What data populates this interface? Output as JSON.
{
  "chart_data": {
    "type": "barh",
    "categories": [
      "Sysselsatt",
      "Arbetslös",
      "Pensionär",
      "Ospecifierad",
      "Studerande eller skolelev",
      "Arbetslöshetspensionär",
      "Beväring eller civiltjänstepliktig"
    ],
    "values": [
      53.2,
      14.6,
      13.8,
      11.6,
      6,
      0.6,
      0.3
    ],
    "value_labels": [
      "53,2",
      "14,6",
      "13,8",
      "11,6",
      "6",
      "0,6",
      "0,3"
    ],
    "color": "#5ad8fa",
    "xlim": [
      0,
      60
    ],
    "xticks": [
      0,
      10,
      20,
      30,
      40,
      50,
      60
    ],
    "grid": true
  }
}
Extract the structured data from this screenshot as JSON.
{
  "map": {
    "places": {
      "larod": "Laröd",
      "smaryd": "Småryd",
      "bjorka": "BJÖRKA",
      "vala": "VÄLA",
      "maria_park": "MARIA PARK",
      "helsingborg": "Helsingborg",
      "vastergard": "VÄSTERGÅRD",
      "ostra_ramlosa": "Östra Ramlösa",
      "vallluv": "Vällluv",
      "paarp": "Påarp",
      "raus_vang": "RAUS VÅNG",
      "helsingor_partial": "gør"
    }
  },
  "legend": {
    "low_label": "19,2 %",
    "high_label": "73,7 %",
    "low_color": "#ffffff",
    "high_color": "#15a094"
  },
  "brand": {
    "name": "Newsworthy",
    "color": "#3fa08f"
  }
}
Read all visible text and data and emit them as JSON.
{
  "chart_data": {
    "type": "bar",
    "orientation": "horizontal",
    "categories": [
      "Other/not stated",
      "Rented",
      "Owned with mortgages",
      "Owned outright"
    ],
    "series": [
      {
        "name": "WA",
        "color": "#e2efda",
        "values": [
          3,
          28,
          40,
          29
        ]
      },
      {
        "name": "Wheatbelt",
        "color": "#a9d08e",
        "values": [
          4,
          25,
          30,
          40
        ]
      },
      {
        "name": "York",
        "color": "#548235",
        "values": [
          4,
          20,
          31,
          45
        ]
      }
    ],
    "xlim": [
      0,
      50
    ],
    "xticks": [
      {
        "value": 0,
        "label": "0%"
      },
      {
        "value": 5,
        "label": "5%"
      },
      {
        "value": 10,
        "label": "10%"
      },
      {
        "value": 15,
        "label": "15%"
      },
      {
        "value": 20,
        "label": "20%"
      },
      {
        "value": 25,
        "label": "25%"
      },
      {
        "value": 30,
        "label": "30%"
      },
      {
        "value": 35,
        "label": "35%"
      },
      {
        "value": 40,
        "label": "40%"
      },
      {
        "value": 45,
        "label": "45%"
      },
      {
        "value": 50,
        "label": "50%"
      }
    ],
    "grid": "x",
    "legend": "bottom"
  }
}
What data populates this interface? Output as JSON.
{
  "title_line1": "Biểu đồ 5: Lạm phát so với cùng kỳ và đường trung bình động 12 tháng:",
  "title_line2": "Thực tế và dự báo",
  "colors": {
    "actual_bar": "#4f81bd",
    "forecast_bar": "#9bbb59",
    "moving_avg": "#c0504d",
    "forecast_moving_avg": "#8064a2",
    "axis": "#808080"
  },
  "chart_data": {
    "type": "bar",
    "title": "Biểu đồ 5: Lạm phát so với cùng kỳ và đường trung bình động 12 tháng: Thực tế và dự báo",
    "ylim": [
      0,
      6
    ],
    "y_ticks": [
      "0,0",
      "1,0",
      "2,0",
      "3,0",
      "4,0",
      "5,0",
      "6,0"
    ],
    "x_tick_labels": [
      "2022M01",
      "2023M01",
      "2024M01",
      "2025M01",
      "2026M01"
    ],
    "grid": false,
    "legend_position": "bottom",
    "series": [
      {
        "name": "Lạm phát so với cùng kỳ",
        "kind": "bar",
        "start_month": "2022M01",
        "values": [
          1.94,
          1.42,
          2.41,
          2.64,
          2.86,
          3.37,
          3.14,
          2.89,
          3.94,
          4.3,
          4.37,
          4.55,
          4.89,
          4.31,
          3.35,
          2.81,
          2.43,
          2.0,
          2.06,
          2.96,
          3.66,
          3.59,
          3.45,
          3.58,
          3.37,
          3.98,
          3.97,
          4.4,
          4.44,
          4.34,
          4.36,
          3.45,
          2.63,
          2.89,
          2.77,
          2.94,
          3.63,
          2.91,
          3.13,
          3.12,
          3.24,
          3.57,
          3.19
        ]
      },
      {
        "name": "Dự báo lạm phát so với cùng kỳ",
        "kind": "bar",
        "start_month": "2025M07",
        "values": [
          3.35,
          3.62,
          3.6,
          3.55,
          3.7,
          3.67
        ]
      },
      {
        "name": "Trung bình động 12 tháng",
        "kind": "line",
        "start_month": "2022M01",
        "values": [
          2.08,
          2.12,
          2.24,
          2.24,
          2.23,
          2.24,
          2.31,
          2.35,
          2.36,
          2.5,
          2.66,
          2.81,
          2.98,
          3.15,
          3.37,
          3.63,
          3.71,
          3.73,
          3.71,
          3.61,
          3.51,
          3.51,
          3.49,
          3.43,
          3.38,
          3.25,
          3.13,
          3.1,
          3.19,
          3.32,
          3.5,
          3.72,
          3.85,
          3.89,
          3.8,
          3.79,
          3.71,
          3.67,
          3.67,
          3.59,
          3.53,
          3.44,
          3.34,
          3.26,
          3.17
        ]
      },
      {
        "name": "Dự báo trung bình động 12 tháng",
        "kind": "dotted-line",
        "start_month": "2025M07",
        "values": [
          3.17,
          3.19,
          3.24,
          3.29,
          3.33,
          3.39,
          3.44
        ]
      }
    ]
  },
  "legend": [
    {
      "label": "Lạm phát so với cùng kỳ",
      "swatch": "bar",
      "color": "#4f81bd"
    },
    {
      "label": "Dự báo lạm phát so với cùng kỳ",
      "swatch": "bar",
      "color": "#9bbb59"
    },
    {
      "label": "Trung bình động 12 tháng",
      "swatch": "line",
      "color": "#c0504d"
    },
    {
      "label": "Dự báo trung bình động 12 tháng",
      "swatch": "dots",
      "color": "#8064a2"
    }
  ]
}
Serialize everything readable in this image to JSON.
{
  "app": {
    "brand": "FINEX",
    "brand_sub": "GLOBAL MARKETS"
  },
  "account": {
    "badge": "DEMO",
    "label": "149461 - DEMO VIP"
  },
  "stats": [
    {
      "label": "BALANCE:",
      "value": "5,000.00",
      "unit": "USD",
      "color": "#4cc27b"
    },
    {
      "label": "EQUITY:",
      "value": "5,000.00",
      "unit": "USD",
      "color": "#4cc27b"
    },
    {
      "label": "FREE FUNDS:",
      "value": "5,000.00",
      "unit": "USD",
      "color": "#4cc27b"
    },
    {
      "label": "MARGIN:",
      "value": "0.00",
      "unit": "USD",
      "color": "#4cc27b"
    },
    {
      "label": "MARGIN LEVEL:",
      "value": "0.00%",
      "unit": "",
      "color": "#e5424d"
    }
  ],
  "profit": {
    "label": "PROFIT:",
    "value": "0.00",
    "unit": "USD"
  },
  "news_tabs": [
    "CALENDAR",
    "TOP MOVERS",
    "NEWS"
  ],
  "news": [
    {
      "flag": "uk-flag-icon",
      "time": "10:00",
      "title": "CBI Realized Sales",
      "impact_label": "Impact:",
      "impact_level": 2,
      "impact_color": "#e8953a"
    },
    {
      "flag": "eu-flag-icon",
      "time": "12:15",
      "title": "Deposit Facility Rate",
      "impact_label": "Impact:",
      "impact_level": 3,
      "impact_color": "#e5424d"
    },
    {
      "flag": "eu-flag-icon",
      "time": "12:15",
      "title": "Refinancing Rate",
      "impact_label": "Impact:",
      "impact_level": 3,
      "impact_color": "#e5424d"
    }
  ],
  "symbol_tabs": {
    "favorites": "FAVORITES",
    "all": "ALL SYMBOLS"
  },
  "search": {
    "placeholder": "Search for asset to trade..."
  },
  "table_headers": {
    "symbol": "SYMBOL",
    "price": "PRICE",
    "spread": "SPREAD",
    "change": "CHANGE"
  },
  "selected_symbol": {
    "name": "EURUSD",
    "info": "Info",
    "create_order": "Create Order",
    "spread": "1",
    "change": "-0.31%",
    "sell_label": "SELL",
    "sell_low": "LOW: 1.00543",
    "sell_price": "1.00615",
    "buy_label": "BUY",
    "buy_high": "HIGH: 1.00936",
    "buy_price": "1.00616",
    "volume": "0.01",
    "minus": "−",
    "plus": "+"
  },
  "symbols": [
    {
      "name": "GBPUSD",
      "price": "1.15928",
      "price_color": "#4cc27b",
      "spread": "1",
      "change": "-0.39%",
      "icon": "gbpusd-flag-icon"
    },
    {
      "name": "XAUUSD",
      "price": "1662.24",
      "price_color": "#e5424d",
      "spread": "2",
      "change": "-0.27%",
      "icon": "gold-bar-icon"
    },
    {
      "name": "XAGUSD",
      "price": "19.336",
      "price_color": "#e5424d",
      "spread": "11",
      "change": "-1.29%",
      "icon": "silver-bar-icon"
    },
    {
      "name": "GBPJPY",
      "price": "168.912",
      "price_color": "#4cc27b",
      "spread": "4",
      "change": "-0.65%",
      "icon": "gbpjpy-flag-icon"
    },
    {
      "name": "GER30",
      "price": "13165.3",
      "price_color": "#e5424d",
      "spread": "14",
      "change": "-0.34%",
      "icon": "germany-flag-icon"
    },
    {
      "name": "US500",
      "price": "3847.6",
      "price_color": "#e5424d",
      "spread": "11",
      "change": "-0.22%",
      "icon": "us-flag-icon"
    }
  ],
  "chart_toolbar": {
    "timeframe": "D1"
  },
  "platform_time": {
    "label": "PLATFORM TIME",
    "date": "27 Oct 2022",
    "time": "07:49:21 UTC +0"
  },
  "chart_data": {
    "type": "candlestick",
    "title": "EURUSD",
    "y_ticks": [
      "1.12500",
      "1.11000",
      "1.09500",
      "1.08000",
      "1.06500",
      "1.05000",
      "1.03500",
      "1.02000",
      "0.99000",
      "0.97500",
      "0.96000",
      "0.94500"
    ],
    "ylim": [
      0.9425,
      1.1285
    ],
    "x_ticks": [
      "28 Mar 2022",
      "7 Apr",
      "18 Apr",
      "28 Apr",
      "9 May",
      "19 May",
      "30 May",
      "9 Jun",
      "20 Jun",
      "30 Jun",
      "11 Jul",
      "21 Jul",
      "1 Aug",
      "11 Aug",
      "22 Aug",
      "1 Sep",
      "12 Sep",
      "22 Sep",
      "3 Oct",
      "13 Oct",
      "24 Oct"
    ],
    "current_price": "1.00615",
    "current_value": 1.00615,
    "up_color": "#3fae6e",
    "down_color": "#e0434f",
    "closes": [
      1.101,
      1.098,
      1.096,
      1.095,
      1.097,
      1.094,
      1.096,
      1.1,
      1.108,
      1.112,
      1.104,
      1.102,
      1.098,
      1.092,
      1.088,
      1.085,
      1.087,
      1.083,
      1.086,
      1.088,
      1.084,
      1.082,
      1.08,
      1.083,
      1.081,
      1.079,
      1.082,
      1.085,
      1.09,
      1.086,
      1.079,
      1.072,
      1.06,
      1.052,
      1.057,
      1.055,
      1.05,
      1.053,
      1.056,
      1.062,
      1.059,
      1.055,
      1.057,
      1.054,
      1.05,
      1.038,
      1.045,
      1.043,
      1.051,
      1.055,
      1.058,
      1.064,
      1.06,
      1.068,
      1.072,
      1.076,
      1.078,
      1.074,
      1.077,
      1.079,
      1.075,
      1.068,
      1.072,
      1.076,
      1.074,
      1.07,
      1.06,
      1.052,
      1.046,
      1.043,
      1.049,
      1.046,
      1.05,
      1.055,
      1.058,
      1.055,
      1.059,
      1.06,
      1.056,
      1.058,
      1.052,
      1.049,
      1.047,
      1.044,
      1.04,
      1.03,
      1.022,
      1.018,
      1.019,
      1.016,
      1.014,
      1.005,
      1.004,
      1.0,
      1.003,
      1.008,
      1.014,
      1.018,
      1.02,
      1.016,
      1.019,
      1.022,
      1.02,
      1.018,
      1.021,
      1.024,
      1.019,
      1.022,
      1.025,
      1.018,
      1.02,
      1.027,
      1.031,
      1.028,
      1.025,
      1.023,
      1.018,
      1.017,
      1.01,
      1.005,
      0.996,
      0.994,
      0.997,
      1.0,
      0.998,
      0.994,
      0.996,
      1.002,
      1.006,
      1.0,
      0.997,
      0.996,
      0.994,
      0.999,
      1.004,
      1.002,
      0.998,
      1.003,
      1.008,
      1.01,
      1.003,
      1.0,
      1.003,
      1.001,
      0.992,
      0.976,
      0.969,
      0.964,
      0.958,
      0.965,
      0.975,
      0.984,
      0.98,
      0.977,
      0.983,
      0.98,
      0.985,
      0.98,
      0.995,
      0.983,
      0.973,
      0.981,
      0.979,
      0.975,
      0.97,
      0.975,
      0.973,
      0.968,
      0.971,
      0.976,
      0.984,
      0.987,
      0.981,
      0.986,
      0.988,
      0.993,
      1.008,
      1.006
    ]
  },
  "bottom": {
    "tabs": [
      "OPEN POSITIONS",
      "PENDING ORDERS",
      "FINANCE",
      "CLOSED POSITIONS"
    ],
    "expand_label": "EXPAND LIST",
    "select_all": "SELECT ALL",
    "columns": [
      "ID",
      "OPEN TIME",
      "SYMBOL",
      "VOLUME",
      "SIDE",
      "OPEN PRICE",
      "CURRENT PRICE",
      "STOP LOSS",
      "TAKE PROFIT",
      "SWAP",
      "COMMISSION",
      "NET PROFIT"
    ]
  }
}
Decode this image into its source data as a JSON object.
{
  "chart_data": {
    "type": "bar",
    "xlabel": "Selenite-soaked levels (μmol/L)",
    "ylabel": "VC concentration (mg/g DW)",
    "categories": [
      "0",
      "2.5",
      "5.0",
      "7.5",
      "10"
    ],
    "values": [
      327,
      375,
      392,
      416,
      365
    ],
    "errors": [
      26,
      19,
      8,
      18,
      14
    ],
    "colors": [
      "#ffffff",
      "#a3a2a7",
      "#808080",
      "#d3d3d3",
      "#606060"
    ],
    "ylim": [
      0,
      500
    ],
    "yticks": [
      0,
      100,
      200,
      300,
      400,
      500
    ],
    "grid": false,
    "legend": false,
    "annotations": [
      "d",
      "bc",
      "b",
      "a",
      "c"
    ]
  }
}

## WORK REQUIRED
Within the data above, count the lines that contain the string "Owned"; the reply is the number alone.

## RESULT OF THE EXERCISE
2